### MATERIAL FOR THE TASK:
-------

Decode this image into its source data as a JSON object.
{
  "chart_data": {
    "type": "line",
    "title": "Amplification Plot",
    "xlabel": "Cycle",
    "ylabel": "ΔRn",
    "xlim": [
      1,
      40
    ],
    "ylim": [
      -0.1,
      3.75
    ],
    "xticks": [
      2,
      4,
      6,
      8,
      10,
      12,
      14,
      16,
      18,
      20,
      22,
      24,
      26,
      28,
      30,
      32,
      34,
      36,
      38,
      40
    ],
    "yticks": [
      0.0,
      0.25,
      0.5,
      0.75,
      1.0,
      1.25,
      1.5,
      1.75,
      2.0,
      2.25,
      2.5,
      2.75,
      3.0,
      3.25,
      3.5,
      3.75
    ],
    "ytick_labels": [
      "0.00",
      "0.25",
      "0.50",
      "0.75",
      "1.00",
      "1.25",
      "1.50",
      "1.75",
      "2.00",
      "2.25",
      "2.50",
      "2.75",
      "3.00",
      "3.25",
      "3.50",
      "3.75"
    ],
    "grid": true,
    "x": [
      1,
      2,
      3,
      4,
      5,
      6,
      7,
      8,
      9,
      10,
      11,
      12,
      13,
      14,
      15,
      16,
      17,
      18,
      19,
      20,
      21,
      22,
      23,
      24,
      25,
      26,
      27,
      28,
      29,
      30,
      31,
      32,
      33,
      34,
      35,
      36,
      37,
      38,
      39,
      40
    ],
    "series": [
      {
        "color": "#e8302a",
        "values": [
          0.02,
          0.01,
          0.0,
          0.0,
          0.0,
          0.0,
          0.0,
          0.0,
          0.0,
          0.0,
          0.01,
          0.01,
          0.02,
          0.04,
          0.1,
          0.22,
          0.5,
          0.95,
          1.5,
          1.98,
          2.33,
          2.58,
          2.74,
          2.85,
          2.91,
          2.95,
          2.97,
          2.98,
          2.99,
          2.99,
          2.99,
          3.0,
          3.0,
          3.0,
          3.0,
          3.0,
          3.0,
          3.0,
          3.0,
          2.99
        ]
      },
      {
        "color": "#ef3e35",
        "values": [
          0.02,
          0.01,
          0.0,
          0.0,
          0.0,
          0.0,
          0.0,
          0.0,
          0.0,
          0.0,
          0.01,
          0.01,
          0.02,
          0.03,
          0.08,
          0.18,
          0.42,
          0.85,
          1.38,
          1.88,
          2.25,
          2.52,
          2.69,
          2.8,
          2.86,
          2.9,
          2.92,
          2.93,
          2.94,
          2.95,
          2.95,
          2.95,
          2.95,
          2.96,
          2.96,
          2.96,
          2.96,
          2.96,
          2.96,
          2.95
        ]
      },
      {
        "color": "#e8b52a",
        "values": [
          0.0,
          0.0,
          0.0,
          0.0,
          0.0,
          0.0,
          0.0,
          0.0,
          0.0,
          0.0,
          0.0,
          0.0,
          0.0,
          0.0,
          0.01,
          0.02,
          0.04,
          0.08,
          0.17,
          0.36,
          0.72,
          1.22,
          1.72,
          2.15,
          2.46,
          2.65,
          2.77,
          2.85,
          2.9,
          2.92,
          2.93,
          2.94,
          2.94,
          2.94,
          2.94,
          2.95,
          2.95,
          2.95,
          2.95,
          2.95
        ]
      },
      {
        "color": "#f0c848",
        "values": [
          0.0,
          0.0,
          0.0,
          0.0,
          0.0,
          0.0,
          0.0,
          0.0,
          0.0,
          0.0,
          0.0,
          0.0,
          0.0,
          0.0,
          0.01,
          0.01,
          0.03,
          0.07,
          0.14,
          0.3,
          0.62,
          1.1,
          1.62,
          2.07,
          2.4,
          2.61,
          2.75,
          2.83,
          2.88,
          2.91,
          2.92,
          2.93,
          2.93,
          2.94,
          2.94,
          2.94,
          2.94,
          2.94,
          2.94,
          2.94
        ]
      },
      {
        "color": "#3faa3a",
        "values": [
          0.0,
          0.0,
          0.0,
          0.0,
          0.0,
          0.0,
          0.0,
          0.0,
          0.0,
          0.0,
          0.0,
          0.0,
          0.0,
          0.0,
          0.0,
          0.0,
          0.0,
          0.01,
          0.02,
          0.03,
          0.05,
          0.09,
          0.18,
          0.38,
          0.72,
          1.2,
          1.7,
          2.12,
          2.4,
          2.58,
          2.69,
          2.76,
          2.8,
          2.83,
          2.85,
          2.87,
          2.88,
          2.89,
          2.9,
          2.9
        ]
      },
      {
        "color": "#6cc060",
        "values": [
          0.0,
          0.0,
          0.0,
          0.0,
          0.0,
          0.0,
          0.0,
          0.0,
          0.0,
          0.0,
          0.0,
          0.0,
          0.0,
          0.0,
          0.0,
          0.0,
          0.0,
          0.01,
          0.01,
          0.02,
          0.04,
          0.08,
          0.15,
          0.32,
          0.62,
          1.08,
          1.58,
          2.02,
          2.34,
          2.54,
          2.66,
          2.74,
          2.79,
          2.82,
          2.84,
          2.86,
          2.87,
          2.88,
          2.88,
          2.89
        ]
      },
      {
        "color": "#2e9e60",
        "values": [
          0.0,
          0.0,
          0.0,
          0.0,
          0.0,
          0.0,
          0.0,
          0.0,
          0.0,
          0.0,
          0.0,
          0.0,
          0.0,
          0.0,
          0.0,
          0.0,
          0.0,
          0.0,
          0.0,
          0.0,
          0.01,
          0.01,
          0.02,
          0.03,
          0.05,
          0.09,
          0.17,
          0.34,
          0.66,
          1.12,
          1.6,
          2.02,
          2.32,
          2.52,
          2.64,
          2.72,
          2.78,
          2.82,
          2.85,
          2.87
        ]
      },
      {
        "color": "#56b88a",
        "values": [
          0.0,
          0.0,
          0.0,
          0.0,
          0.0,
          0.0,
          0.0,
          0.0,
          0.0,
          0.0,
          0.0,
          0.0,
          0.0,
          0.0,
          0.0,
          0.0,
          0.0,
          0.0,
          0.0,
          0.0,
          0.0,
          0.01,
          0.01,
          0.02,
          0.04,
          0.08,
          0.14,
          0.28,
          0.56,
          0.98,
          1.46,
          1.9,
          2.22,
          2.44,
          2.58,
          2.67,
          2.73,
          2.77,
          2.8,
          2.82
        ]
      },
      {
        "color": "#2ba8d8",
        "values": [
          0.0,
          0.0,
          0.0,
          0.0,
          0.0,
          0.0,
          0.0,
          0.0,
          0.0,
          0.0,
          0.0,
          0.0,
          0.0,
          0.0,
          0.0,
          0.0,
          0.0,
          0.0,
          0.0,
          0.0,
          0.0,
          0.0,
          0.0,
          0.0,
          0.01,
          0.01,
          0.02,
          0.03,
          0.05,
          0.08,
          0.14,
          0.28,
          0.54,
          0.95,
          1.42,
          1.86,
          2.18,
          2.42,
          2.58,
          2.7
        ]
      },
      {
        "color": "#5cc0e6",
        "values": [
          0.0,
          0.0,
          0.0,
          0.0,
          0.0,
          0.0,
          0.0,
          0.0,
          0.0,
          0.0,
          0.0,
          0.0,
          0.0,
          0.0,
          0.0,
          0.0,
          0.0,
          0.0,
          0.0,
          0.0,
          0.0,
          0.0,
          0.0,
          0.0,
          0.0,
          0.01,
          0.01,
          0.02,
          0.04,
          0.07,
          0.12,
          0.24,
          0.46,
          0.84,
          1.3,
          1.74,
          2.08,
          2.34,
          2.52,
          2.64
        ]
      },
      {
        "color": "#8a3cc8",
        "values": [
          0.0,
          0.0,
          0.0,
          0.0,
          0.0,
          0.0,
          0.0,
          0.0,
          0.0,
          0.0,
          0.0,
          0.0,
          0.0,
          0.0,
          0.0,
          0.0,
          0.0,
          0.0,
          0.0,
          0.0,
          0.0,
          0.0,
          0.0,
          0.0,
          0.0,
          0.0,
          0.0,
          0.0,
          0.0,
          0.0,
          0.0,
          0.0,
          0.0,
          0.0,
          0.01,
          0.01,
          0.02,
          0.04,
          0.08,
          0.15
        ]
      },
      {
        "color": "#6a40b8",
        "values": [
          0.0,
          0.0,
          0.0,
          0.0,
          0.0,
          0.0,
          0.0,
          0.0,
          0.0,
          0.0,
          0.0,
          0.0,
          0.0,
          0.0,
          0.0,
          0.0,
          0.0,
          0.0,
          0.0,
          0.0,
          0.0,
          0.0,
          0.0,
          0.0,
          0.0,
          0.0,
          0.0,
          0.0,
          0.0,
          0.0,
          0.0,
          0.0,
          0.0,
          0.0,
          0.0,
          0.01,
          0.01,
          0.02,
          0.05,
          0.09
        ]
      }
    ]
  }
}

-------

### TASK STATEMENT:
Copy out every line holding the string "color".

### RESPONSE:
        "color": "#e8302a",
        "color": "#ef3e35",
        "color": "#e8b52a",
        "color": "#f0c848",
        "color": "#3faa3a",
        "color": "#6cc060",
        "color": "#2e9e60",
        "color": "#56b88a",
        "color": "#2ba8d8",
        "color": "#5cc0e6",
        "color": "#8a3cc8",
        "color": "#6a40b8",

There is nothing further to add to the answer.